━━━ RECORDS FOR THIS TASK ━━━

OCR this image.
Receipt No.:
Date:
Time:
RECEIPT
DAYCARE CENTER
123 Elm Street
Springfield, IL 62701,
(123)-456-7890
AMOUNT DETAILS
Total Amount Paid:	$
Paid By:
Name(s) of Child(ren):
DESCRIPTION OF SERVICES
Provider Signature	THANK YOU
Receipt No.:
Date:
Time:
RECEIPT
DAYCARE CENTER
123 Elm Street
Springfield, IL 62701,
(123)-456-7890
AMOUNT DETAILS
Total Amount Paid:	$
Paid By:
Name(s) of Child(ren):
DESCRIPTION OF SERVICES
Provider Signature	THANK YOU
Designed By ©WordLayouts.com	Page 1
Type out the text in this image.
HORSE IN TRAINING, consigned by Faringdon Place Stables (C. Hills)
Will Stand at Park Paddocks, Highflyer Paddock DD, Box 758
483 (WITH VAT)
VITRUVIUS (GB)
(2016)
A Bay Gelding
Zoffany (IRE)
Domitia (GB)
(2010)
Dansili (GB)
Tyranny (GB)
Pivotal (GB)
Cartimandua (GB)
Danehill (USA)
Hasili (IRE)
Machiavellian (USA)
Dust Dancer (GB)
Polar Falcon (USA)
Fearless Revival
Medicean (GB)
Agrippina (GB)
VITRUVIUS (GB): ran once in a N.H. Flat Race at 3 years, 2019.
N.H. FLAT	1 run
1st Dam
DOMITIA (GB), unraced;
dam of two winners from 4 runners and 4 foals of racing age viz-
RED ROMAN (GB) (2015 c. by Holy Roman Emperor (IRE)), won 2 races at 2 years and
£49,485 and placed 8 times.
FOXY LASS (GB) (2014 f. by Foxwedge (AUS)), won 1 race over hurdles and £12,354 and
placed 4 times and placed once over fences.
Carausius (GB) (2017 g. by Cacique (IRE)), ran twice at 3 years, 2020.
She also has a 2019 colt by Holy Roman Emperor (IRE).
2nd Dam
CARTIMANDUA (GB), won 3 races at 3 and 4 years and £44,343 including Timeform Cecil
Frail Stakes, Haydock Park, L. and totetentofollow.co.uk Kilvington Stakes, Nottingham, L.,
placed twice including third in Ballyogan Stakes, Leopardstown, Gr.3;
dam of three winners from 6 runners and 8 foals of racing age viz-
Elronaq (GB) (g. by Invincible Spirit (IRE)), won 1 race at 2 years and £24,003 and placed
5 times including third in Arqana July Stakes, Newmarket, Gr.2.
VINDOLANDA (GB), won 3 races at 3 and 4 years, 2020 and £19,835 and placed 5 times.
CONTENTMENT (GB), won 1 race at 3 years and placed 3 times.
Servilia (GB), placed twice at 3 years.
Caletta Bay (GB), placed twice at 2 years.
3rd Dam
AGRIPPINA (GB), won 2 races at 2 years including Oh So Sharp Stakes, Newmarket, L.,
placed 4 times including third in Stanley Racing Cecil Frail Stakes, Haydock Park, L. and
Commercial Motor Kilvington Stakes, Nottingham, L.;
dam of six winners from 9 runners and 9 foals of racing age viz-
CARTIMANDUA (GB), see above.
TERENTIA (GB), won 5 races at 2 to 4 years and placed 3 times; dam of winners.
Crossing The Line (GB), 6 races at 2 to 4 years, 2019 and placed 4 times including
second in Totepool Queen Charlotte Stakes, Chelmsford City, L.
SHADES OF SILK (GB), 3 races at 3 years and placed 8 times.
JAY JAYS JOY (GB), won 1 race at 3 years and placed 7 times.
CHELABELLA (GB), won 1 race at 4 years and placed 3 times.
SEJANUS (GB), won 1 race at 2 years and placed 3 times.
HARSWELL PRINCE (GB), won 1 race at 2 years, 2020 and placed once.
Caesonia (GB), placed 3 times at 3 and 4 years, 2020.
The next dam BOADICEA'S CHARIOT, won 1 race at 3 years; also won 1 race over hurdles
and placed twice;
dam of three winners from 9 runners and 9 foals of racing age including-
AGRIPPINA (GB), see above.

━━━

§ **PROBLEM TO WORK ON**
Extract the data exactly as given.

§ **TASK RESPONSE**
OCR this image.
Receipt No.:
Date:
Time:
RECEIPT
DAYCARE CENTER
123 Elm Street
Springfield, IL 62701,
(123)-456-7890
AMOUNT DETAILS
Total Amount Paid:	$
Paid By:
Name(s) of Child(ren):
DESCRIPTION OF SERVICES
Provider Signature	THANK YOU
Receipt No.:
Date:
Time:
RECEIPT
DAYCARE CENTER
123 Elm Street
Springfield, IL 62701,
(123)-456-7890
AMOUNT DETAILS
Total Amount Paid:	$
Paid By:
Name(s) of Child(ren):
DESCRIPTION OF SERVICES
Provider Signature	THANK YOU
Designed By ©WordLayouts.com	Page 1
Type out the text in this image.
HORSE IN TRAINING, consigned by Faringdon Place Stables (C. Hills)
Will Stand at Park Paddocks, Highflyer Paddock DD, Box 758
483 (WITH VAT)
VITRUVIUS (GB)
(2016)
A Bay Gelding
Zoffany (IRE)
Domitia (GB)
(2010)
Dansili (GB)
Tyranny (GB)
Pivotal (GB)
Cartimandua (GB)
Danehill (USA)
Hasili (IRE)
Machiavellian (USA)
Dust Dancer (GB)
Polar Falcon (USA)
Fearless Revival
Medicean (GB)
Agrippina (GB)
VITRUVIUS (GB): ran once in a N.H. Flat Race at 3 years, 2019.
N.H. FLAT	1 run
1st Dam
DOMITIA (GB), unraced;
dam of two winners from 4 runners and 4 foals of racing age viz-
RED ROMAN (GB) (2015 c. by Holy Roman Emperor (IRE)), won 2 races at 2 years and
£49,485 and placed 8 times.
FOXY LASS (GB) (2014 f. by Foxwedge (AUS)), won 1 race over hurdles and £12,354 and
placed 4 times and placed once over fences.
Carausius (GB) (2017 g. by Cacique (IRE)), ran twice at 3 years, 2020.
She also has a 2019 colt by Holy Roman Emperor (IRE).
2nd Dam
CARTIMANDUA (GB), won 3 races at 3 and 4 years and £44,343 including Timeform Cecil
Frail Stakes, Haydock Park, L. and totetentofollow.co.uk Kilvington Stakes, Nottingham, L.,
placed twice including third in Ballyogan Stakes, Leopardstown, Gr.3;
dam of three winners from 6 runners and 8 foals of racing age viz-
Elronaq (GB) (g. by Invincible Spirit (IRE)), won 1 race at 2 years and £24,003 and placed
5 times including third in Arqana July Stakes, Newmarket, Gr.2.
VINDOLANDA (GB), won 3 races at 3 and 4 years, 2020 and £19,835 and placed 5 times.
CONTENTMENT (GB), won 1 race at 3 years and placed 3 times.
Servilia (GB), placed twice at 3 years.
Caletta Bay (GB), placed twice at 2 years.
3rd Dam
AGRIPPINA (GB), won 2 races at 2 years including Oh So Sharp Stakes, Newmarket, L.,
placed 4 times including third in Stanley Racing Cecil Frail Stakes, Haydock Park, L. and
Commercial Motor Kilvington Stakes, Nottingham, L.;
dam of six winners from 9 runners and 9 foals of racing age viz-
CARTIMANDUA (GB), see above.
TERENTIA (GB), won 5 races at 2 to 4 years and placed 3 times; dam of winners.
Crossing The Line (GB), 6 races at 2 to 4 years, 2019 and placed 4 times including
second in Totepool Queen Charlotte Stakes, Chelmsford City, L.
SHADES OF SILK (GB), 3 races at 3 years and placed 8 times.
JAY JAYS JOY (GB), won 1 race at 3 years and placed 7 times.
CHELABELLA (GB), won 1 race at 4 years and placed 3 times.
SEJANUS (GB), won 1 race at 2 years and placed 3 times.
HARSWELL PRINCE (GB), won 1 race at 2 years, 2020 and placed once.
Caesonia (GB), placed 3 times at 3 and 4 years, 2020.
The next dam BOADICEA'S CHARIOT, won 1 race at 3 years; also won 1 race over hurdles
and placed twice;
dam of three winners from 9 runners and 9 foals of racing age including-
AGRIPPINA (GB), see above.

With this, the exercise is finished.